#### Source records:
^^^^^^^^^^^^^^^^
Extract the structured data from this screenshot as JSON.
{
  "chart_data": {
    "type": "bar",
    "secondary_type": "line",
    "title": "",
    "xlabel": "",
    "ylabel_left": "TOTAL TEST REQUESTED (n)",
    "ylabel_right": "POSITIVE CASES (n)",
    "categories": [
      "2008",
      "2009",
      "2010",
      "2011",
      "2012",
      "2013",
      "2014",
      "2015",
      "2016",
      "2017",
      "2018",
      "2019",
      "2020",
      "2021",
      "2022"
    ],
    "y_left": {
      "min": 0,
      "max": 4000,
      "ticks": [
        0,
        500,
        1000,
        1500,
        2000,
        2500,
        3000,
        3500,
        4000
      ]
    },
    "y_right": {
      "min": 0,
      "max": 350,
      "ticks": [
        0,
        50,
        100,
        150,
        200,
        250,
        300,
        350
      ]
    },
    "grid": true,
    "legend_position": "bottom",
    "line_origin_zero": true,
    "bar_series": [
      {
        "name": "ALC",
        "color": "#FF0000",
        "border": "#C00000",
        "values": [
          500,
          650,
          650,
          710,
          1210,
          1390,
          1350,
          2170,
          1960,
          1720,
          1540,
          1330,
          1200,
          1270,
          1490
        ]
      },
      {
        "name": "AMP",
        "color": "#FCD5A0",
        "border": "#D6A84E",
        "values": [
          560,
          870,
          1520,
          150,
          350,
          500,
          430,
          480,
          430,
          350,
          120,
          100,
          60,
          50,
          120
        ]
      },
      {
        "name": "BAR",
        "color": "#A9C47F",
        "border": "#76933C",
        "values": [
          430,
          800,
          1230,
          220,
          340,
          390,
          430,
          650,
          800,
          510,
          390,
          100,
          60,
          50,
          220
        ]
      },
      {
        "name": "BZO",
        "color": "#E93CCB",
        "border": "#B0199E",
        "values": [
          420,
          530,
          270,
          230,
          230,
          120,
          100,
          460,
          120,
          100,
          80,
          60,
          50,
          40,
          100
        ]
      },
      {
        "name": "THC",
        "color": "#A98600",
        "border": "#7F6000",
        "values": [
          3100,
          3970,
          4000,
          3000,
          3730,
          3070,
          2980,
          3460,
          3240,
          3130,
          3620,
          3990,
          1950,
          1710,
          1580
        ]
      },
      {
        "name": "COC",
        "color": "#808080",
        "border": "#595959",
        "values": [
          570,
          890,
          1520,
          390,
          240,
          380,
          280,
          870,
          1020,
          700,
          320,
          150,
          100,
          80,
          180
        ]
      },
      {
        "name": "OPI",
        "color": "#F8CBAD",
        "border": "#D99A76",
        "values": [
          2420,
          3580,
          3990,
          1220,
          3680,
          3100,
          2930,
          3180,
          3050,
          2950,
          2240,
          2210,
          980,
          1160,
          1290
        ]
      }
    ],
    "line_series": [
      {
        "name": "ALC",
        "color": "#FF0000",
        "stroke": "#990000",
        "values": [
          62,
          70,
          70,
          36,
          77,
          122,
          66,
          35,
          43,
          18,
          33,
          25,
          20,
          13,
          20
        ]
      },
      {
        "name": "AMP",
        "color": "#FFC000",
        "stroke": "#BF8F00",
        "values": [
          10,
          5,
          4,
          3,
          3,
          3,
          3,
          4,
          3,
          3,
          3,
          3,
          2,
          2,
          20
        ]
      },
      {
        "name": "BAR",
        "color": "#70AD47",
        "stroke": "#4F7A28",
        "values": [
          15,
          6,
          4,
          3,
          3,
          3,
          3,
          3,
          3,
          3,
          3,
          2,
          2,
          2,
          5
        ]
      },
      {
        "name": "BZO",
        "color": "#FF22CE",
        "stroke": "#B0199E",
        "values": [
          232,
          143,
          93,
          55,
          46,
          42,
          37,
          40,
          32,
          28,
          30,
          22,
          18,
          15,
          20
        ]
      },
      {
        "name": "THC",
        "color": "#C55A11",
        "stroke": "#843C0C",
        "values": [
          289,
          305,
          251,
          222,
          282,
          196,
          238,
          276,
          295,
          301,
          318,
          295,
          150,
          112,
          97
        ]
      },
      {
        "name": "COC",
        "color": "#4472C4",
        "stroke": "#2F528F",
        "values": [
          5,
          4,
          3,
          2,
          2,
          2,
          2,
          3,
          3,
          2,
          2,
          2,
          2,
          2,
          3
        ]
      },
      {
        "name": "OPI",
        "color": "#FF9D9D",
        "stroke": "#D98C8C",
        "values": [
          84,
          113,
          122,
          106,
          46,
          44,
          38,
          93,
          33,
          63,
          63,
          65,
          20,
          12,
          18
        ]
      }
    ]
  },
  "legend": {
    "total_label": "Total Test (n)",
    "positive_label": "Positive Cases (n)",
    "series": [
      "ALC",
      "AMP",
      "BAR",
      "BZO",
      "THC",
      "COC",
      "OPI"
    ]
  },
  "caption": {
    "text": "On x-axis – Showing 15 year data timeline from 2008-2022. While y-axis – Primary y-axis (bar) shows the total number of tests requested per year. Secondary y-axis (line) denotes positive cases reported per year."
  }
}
^^^^^^^^^^^^^^^^
#### WORK TO DO:
Pull out every line containing "stroke".

#### TASK SOLUTION:
        "stroke": "#990000",
        "stroke": "#BF8F00",
        "stroke": "#4F7A28",
        "stroke": "#B0199E",
        "stroke": "#843C0C",
        "stroke": "#2F528F",
        "stroke": "#D98C8C",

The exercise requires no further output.